== Information given ==
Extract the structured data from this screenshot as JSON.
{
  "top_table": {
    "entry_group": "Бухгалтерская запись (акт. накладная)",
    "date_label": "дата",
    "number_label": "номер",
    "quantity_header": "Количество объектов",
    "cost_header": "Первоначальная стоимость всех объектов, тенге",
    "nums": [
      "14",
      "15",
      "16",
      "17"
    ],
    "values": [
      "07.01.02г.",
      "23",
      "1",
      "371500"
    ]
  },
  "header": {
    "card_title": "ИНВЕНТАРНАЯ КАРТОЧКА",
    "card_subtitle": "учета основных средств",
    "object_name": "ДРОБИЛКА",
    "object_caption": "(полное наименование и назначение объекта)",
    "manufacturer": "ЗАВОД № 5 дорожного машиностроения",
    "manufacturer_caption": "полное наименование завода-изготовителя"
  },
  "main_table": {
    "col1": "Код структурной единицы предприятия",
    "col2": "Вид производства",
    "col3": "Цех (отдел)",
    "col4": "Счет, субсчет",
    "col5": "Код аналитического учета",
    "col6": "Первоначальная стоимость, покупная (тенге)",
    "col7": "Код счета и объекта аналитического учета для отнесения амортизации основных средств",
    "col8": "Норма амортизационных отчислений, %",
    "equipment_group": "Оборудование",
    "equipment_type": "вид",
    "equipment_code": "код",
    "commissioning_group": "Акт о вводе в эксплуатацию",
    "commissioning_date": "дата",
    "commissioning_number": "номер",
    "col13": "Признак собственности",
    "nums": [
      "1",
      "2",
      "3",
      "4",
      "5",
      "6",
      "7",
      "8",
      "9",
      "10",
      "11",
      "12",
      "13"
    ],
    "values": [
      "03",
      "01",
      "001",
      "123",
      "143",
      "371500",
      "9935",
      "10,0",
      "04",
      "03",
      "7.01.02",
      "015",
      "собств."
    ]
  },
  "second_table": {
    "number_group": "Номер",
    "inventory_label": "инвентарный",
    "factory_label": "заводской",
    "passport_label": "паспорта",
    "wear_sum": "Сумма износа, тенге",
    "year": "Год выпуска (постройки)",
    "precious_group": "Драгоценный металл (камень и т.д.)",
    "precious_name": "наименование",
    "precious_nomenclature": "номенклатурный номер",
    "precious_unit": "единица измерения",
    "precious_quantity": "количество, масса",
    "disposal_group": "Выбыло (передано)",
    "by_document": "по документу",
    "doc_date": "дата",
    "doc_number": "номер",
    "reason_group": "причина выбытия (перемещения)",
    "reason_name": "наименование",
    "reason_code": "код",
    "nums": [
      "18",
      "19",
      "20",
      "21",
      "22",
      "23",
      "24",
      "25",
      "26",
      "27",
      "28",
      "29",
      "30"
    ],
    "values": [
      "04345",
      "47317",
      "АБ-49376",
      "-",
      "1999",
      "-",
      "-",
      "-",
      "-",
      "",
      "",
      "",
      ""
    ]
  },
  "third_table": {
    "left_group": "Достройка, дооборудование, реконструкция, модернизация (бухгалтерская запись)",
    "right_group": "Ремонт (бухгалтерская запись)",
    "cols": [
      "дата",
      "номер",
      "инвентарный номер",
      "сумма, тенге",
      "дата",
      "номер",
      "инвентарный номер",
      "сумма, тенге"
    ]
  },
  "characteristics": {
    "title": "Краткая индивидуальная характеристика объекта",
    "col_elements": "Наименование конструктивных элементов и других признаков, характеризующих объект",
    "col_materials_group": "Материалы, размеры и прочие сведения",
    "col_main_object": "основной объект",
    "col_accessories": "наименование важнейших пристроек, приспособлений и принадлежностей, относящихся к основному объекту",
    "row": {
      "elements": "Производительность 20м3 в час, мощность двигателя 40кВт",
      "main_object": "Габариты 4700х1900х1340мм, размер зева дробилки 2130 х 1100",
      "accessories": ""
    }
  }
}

== Task objective ==
Send back each record exactly as it stands.

== The reply ==
Extract the structured data from this screenshot as JSON.
{
  "top_table": {
    "entry_group": "Бухгалтерская запись (акт. накладная)",
    "date_label": "дата",
    "number_label": "номер",
    "quantity_header": "Количество объектов",
    "cost_header": "Первоначальная стоимость всех объектов, тенге",
    "nums": [
      "14",
      "15",
      "16",
      "17"
    ],
    "values": [
      "07.01.02г.",
      "23",
      "1",
      "371500"
    ]
  },
  "header": {
    "card_title": "ИНВЕНТАРНАЯ КАРТОЧКА",
    "card_subtitle": "учета основных средств",
    "object_name": "ДРОБИЛКА",
    "object_caption": "(полное наименование и назначение объекта)",
    "manufacturer": "ЗАВОД № 5 дорожного машиностроения",
    "manufacturer_caption": "полное наименование завода-изготовителя"
  },
  "main_table": {
    "col1": "Код структурной единицы предприятия",
    "col2": "Вид производства",
    "col3": "Цех (отдел)",
    "col4": "Счет, субсчет",
    "col5": "Код аналитического учета",
    "col6": "Первоначальная стоимость, покупная (тенге)",
    "col7": "Код счета и объекта аналитического учета для отнесения амортизации основных средств",
    "col8": "Норма амортизационных отчислений, %",
    "equipment_group": "Оборудование",
    "equipment_type": "вид",
    "equipment_code": "код",
    "commissioning_group": "Акт о вводе в эксплуатацию",
    "commissioning_date": "дата",
    "commissioning_number": "номер",
    "col13": "Признак собственности",
    "nums": [
      "1",
      "2",
      "3",
      "4",
      "5",
      "6",
      "7",
      "8",
      "9",
      "10",
      "11",
      "12",
      "13"
    ],
    "values": [
      "03",
      "01",
      "001",
      "123",
      "143",
      "371500",
      "9935",
      "10,0",
      "04",
      "03",
      "7.01.02",
      "015",
      "собств."
    ]
  },
  "second_table": {
    "number_group": "Номер",
    "inventory_label": "инвентарный",
    "factory_label": "заводской",
    "passport_label": "паспорта",
    "wear_sum": "Сумма износа, тенге",
    "year": "Год выпуска (постройки)",
    "precious_group": "Драгоценный металл (камень и т.д.)",
    "precious_name": "наименование",
    "precious_nomenclature": "номенклатурный номер",
    "precious_unit": "единица измерения",
    "precious_quantity": "количество, масса",
    "disposal_group": "Выбыло (передано)",
    "by_document": "по документу",
    "doc_date": "дата",
    "doc_number": "номер",
    "reason_group": "причина выбытия (перемещения)",
    "reason_name": "наименование",
    "reason_code": "код",
    "nums": [
      "18",
      "19",
      "20",
      "21",
      "22",
      "23",
      "24",
      "25",
      "26",
      "27",
      "28",
      "29",
      "30"
    ],
    "values": [
      "04345",
      "47317",
      "АБ-49376",
      "-",
      "1999",
      "-",
      "-",
      "-",
      "-",
      "",
      "",
      "",
      ""
    ]
  },
  "third_table": {
    "left_group": "Достройка, дооборудование, реконструкция, модернизация (бухгалтерская запись)",
    "right_group": "Ремонт (бухгалтерская запись)",
    "cols": [
      "дата",
      "номер",
      "инвентарный номер",
      "сумма, тенге",
      "дата",
      "номер",
      "инвентарный номер",
      "сумма, тенге"
    ]
  },
  "characteristics": {
    "title": "Краткая индивидуальная характеристика объекта",
    "col_elements": "Наименование конструктивных элементов и других признаков, характеризующих объект",
    "col_materials_group": "Материалы, размеры и прочие сведения",
    "col_main_object": "основной объект",
    "col_accessories": "наименование важнейших пристроек, приспособлений и принадлежностей, относящихся к основному объекту",
    "row": {
      "elements": "Производительность 20м3 в час, мощность двигателя 40кВт",
      "main_object": "Габариты 4700х1900х1340мм, размер зева дробилки 2130 х 1100",
      "accessories": ""
    }
  }
}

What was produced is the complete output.